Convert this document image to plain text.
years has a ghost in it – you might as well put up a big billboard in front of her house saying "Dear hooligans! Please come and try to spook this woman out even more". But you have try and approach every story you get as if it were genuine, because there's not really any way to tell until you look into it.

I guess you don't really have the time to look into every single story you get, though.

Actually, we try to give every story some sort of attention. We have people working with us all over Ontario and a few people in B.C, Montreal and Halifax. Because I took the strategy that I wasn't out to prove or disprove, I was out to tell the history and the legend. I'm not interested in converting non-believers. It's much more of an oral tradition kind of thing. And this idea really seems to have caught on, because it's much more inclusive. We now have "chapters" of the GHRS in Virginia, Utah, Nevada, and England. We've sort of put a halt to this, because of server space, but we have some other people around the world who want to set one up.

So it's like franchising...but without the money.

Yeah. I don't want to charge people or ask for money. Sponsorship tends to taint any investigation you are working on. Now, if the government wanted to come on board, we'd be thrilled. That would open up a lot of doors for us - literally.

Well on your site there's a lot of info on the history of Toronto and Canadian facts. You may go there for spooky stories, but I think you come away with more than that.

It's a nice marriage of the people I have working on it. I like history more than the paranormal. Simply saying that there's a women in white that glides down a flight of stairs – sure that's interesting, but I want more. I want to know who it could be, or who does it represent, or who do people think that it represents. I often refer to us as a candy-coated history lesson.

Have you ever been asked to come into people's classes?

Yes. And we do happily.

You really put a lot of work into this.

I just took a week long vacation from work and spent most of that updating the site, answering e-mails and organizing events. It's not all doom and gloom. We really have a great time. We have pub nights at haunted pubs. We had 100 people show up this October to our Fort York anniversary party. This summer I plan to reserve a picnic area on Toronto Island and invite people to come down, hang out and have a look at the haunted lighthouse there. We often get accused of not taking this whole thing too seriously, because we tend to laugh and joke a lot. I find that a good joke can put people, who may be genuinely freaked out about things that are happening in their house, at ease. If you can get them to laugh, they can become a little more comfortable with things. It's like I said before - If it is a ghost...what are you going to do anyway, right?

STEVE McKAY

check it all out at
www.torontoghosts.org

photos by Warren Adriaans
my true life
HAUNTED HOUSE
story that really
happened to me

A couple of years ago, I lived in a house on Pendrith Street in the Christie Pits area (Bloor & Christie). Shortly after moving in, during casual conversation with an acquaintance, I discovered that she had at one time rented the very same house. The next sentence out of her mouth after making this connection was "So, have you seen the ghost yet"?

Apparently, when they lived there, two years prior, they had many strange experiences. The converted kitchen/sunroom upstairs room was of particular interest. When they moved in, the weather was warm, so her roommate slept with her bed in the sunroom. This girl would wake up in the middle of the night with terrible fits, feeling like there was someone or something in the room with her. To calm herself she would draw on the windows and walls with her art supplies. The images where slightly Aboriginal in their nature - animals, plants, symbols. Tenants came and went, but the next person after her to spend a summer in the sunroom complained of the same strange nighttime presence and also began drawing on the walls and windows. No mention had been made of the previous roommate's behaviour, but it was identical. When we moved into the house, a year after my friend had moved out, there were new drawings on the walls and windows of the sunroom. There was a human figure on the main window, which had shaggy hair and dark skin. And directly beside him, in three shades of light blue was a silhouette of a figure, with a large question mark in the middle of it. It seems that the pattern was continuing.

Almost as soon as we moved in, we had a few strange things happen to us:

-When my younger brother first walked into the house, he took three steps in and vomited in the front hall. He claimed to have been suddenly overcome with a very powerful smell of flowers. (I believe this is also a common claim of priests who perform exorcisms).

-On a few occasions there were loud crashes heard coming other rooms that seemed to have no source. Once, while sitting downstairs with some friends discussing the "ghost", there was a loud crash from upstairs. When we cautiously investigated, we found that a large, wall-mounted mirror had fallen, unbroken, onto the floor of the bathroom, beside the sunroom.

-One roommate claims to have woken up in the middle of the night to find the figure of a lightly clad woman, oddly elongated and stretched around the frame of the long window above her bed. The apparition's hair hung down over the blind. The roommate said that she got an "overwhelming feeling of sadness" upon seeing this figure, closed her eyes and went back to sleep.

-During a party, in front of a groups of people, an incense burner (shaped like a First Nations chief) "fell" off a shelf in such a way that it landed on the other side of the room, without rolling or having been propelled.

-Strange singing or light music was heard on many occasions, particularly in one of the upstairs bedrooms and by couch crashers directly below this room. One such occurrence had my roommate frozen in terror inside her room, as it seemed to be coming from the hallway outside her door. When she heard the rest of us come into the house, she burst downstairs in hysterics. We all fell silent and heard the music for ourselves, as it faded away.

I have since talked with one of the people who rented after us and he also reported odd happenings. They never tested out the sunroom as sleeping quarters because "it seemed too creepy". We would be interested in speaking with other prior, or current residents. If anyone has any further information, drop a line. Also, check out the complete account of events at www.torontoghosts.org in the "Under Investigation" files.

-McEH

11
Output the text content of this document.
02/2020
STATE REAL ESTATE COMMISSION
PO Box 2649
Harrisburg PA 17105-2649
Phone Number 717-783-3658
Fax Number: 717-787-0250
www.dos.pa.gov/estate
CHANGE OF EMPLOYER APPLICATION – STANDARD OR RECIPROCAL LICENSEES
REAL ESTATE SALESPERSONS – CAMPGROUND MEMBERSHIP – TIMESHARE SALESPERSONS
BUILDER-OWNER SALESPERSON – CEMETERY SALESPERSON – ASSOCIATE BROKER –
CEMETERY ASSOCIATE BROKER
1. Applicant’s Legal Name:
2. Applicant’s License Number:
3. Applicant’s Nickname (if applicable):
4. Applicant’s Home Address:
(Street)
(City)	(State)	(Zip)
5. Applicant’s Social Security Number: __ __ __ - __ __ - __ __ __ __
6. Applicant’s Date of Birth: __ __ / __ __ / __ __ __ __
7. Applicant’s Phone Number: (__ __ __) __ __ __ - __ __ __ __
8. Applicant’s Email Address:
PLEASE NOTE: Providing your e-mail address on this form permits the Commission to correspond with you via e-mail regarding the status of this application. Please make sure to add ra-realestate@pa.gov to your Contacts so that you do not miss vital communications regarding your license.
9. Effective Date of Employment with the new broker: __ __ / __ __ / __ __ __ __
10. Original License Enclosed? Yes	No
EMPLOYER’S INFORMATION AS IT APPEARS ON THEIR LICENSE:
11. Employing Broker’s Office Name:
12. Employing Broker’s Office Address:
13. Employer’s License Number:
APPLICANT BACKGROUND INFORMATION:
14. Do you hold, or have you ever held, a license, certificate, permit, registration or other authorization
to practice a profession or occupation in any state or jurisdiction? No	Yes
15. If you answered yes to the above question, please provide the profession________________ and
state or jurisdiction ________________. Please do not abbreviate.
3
========================================================================
REQUIREMENT: Provide the number of lines in these entries that hold the word "Phone", without any accompanying text.

ANSWER: 2